EXERCISE OBJECTIVE - Each line of the material below that holds the word "button" needs to be copied.
* start DATA FOR THE TASK *
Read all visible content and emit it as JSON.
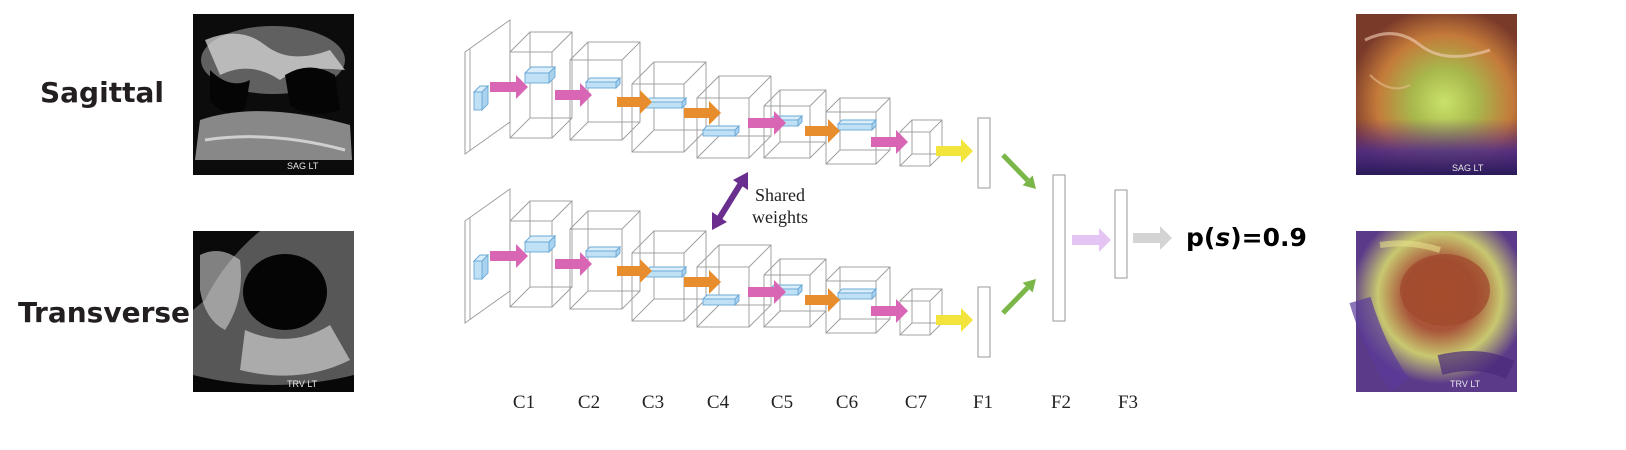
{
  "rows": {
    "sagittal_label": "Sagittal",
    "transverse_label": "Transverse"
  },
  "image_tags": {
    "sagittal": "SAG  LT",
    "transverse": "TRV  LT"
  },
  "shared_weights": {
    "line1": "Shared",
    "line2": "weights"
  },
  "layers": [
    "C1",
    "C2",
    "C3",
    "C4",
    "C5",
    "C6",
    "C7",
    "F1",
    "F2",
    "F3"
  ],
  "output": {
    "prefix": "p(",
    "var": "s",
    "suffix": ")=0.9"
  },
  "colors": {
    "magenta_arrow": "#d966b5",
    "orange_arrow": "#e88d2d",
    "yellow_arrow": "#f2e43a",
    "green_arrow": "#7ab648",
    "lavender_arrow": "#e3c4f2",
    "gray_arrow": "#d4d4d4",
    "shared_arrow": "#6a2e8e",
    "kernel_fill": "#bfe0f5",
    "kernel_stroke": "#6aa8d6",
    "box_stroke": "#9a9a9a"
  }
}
* end DATA FOR THE TASK *
* start DATA FOR THE TASK *
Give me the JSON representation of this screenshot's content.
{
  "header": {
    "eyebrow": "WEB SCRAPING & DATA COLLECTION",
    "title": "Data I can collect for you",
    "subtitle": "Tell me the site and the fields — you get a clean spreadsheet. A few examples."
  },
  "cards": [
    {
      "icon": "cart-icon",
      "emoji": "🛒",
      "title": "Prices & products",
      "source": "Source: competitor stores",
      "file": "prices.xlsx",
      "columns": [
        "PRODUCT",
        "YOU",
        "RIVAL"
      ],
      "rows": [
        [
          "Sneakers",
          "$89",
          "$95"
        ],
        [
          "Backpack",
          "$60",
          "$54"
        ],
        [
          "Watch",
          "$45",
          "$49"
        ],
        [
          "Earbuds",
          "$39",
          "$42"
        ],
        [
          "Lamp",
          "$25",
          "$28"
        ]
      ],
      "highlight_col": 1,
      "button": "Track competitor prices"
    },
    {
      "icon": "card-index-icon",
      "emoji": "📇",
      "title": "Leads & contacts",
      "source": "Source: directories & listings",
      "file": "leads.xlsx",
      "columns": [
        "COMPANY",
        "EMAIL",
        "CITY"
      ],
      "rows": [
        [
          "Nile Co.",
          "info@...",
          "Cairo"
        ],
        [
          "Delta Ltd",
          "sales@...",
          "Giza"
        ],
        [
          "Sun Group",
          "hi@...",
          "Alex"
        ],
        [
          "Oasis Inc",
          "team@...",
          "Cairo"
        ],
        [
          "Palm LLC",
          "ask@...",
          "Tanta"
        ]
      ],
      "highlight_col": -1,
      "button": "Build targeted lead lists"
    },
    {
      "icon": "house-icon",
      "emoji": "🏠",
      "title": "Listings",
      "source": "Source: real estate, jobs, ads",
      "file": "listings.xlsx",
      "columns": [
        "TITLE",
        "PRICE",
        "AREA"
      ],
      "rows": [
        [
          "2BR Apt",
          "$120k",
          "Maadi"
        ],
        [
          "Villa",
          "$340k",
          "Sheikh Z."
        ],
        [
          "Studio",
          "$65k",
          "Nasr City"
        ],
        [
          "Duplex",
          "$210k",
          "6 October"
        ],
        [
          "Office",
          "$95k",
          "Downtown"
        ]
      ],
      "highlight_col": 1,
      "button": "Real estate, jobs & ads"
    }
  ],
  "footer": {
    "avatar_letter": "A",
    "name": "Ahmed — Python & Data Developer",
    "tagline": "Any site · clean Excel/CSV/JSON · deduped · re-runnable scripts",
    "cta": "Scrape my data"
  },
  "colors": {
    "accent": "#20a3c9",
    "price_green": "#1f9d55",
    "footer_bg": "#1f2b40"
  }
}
* end DATA FOR THE TASK *
RESULT OF THE TASK -
      "button": "Track competitor prices"
      "button": "Build targeted lead lists"
      "button": "Real estate, jobs & ads"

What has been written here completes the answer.